[Dataset rows start]
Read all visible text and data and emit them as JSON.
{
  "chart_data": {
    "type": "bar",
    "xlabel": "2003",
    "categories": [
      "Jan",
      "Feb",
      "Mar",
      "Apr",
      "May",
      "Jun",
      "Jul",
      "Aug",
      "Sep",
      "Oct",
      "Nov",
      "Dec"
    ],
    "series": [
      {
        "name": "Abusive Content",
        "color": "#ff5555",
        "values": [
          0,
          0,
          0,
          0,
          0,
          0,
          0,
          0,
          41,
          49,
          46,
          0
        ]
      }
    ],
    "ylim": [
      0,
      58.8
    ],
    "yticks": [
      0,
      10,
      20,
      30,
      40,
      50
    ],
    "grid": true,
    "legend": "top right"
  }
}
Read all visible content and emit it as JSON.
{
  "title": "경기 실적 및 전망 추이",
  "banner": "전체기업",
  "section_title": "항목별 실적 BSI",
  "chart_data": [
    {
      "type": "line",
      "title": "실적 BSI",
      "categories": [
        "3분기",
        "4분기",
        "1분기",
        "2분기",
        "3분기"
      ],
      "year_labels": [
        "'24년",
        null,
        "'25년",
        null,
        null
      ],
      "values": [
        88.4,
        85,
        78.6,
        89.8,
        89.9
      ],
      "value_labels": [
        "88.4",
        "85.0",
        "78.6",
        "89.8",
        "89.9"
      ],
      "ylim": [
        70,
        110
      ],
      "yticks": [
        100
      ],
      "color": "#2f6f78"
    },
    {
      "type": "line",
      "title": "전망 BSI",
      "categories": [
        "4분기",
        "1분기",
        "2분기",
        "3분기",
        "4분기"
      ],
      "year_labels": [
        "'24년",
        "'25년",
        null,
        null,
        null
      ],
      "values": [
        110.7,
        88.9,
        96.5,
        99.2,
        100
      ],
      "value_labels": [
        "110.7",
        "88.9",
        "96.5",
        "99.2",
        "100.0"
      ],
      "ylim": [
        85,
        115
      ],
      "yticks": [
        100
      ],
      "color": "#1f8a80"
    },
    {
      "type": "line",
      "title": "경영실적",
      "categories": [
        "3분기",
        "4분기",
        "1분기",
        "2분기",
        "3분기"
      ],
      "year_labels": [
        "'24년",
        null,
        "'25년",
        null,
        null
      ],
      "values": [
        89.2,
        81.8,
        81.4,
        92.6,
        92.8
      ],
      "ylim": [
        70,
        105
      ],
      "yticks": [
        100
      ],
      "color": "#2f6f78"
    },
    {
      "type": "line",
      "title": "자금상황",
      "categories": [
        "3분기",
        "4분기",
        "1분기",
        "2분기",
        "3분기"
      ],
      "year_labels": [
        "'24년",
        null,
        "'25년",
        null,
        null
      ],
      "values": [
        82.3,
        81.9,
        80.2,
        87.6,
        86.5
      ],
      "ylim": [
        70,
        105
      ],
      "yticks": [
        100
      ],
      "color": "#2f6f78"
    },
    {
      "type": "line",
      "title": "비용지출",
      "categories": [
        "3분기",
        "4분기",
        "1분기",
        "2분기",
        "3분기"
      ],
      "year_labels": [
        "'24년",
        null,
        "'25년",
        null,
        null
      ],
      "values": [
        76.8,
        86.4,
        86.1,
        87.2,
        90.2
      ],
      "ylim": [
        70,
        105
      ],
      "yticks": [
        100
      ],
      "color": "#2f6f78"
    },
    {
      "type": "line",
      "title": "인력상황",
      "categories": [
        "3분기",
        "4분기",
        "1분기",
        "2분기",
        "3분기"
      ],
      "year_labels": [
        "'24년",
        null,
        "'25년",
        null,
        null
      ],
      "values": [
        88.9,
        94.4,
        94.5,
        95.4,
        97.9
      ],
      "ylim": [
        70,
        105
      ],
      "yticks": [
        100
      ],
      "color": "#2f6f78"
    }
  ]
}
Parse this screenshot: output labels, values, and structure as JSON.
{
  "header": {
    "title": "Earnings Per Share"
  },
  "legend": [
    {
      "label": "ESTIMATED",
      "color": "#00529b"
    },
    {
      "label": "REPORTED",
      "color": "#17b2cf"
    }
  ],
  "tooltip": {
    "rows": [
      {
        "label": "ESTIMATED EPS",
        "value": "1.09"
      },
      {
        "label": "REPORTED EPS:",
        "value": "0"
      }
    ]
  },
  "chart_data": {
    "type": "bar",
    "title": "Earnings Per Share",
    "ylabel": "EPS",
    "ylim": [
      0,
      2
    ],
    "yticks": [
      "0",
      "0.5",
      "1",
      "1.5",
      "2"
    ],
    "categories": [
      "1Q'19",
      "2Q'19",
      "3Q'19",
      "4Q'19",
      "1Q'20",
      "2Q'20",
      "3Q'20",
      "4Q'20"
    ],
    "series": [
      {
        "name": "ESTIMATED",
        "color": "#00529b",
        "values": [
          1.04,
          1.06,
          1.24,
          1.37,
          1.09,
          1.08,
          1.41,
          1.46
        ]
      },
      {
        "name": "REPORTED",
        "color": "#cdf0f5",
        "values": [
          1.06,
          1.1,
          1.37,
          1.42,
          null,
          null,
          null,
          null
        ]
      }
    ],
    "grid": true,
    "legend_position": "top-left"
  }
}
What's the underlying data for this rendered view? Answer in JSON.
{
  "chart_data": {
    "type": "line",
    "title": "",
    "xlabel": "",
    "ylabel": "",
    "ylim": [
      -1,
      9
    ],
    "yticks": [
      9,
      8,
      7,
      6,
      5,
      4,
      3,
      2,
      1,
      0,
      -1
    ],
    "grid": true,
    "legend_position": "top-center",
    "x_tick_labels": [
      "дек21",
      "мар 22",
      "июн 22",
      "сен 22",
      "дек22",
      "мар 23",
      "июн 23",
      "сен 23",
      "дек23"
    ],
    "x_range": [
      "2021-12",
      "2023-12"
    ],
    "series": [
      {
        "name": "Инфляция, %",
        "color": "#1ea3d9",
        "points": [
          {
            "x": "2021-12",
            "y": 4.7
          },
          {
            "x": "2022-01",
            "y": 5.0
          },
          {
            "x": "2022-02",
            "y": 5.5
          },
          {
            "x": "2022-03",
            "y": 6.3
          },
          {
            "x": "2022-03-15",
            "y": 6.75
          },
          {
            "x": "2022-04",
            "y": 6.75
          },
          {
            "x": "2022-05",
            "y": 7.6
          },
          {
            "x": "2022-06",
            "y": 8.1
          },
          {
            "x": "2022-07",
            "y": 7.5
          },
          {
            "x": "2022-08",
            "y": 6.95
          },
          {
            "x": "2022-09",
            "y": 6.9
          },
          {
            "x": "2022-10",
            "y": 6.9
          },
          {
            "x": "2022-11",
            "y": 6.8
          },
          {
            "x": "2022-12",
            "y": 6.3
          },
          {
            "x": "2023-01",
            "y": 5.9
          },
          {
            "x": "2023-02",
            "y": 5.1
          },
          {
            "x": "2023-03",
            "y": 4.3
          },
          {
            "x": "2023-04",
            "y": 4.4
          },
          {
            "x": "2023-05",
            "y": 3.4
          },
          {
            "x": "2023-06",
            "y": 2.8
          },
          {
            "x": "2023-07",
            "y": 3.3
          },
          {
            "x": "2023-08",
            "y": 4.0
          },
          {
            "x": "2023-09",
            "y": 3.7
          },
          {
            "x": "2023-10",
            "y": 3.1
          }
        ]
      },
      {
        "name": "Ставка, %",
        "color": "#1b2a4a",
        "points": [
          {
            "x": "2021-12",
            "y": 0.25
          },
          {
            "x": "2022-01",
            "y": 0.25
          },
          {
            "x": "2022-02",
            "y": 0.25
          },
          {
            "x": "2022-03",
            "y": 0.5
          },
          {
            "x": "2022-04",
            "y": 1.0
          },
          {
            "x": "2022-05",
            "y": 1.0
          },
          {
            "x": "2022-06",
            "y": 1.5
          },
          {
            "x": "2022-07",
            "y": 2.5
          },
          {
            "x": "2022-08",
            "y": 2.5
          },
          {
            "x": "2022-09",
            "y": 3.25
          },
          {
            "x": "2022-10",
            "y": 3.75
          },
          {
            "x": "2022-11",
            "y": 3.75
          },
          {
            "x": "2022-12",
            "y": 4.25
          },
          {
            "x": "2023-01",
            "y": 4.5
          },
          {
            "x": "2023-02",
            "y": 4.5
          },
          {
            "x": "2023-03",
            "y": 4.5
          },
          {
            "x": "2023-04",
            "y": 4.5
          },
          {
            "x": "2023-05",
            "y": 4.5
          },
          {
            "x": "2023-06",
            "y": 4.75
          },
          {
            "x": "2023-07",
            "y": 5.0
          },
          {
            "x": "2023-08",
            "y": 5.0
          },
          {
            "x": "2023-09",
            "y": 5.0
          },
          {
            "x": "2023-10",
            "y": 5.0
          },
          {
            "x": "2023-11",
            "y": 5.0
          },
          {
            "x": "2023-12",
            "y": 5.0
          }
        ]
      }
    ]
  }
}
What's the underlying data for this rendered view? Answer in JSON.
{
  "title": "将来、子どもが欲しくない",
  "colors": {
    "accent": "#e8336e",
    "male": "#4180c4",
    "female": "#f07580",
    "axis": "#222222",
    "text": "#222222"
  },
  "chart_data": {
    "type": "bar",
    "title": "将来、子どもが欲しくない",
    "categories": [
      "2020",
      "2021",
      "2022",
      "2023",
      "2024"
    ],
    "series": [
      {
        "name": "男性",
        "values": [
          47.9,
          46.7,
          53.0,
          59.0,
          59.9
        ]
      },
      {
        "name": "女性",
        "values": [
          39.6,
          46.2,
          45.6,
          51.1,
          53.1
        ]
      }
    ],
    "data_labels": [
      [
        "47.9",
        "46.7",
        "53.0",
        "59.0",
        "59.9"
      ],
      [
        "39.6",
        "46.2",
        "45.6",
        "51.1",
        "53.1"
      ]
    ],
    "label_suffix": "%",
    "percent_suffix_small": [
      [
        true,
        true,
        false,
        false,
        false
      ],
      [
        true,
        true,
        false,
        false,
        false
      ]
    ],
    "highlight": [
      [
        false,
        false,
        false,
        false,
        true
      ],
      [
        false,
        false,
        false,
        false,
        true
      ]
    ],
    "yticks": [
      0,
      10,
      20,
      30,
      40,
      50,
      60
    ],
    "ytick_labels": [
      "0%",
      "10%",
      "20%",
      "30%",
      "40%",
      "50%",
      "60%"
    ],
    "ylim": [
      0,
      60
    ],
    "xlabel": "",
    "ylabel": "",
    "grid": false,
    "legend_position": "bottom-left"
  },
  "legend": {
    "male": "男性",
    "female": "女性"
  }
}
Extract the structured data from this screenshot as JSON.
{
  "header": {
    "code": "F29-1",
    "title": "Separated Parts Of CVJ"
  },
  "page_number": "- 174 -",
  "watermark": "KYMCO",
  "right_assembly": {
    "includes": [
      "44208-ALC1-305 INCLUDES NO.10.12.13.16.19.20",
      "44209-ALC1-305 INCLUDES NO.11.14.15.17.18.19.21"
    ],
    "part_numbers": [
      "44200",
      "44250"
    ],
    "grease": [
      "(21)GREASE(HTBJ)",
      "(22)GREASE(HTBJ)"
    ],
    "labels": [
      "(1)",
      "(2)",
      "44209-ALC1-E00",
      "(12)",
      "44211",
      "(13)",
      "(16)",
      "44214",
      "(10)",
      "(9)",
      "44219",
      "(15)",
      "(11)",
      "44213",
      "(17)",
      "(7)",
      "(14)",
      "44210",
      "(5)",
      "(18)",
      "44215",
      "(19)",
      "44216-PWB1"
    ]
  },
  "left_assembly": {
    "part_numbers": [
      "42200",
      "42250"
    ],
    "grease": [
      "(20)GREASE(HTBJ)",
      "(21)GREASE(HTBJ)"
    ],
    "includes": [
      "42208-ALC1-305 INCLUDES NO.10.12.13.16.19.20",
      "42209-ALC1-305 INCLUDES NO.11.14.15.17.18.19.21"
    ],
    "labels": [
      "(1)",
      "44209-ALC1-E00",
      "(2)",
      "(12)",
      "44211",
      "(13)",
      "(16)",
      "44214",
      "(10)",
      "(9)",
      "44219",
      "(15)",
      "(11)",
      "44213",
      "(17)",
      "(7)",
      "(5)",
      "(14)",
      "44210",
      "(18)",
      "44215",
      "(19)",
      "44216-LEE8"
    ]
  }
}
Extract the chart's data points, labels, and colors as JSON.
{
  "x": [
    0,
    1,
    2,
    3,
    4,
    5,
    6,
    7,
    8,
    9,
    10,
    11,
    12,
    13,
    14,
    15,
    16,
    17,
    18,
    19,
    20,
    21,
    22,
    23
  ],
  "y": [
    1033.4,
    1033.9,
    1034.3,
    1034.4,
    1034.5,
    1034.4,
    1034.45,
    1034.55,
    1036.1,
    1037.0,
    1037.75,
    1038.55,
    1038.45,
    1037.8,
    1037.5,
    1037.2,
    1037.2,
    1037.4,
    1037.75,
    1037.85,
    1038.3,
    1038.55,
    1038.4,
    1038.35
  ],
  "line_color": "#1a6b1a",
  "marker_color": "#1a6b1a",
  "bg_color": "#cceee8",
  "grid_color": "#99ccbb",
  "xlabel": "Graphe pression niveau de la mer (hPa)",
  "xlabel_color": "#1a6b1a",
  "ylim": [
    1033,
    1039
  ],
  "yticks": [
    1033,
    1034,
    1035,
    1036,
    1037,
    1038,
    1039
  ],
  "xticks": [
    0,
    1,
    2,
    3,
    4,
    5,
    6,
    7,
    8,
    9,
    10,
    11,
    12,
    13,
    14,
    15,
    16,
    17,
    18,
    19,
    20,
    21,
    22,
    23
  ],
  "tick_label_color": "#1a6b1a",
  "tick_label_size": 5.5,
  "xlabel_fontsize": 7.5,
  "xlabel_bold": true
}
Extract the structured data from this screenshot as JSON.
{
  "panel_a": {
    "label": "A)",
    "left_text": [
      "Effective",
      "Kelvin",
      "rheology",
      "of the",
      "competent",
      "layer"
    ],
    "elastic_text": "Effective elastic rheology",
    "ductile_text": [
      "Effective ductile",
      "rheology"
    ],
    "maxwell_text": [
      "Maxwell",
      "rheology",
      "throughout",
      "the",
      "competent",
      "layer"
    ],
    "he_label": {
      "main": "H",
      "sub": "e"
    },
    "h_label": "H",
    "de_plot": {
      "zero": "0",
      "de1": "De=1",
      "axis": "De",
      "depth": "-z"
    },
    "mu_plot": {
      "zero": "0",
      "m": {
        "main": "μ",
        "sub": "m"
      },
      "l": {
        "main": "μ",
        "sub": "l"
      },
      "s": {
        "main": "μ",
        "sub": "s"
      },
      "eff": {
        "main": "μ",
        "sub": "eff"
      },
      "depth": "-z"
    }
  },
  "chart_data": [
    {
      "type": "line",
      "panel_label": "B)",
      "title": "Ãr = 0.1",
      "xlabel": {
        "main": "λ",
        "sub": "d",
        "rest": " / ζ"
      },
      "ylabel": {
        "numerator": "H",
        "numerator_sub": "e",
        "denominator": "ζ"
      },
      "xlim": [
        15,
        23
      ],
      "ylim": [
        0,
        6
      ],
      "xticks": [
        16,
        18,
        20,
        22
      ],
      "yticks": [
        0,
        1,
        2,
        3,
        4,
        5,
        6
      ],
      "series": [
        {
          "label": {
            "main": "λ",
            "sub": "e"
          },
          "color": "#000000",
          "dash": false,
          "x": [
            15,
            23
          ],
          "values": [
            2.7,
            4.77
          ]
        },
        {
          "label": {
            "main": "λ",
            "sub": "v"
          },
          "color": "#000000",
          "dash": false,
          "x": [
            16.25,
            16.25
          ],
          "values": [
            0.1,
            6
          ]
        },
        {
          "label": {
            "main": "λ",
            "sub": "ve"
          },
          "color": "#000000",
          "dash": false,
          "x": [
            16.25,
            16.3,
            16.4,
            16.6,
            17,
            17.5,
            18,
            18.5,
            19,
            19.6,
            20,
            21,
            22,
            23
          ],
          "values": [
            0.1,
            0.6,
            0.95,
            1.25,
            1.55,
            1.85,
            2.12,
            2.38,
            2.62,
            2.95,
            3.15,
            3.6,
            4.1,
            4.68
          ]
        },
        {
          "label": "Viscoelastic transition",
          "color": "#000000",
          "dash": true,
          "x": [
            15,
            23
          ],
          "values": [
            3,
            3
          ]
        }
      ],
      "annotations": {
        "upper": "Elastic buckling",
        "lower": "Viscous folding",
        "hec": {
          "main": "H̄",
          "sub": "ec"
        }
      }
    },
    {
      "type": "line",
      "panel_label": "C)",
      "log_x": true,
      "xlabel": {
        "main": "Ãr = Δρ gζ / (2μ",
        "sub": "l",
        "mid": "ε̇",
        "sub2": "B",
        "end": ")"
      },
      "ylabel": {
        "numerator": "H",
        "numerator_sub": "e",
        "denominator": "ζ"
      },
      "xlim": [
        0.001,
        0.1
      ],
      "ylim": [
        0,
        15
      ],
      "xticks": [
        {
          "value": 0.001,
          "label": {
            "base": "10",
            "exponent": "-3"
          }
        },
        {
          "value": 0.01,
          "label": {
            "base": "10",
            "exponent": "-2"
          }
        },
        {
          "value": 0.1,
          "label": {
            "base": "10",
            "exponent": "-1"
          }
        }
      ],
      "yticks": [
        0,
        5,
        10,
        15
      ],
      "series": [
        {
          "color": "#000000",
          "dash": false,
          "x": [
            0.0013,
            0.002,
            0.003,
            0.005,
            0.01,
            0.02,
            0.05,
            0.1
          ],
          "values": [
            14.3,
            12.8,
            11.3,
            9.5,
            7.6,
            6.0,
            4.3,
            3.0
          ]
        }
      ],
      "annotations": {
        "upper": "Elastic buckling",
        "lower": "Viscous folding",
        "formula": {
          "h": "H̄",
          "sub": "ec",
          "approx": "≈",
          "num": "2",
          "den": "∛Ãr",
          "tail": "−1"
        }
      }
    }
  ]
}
[Dataset rows end]
▶ _Work required_: Of all the lines above, how many contain the word "name"? Give the number and nothing else.

▶ _Answer for this exercise_: 7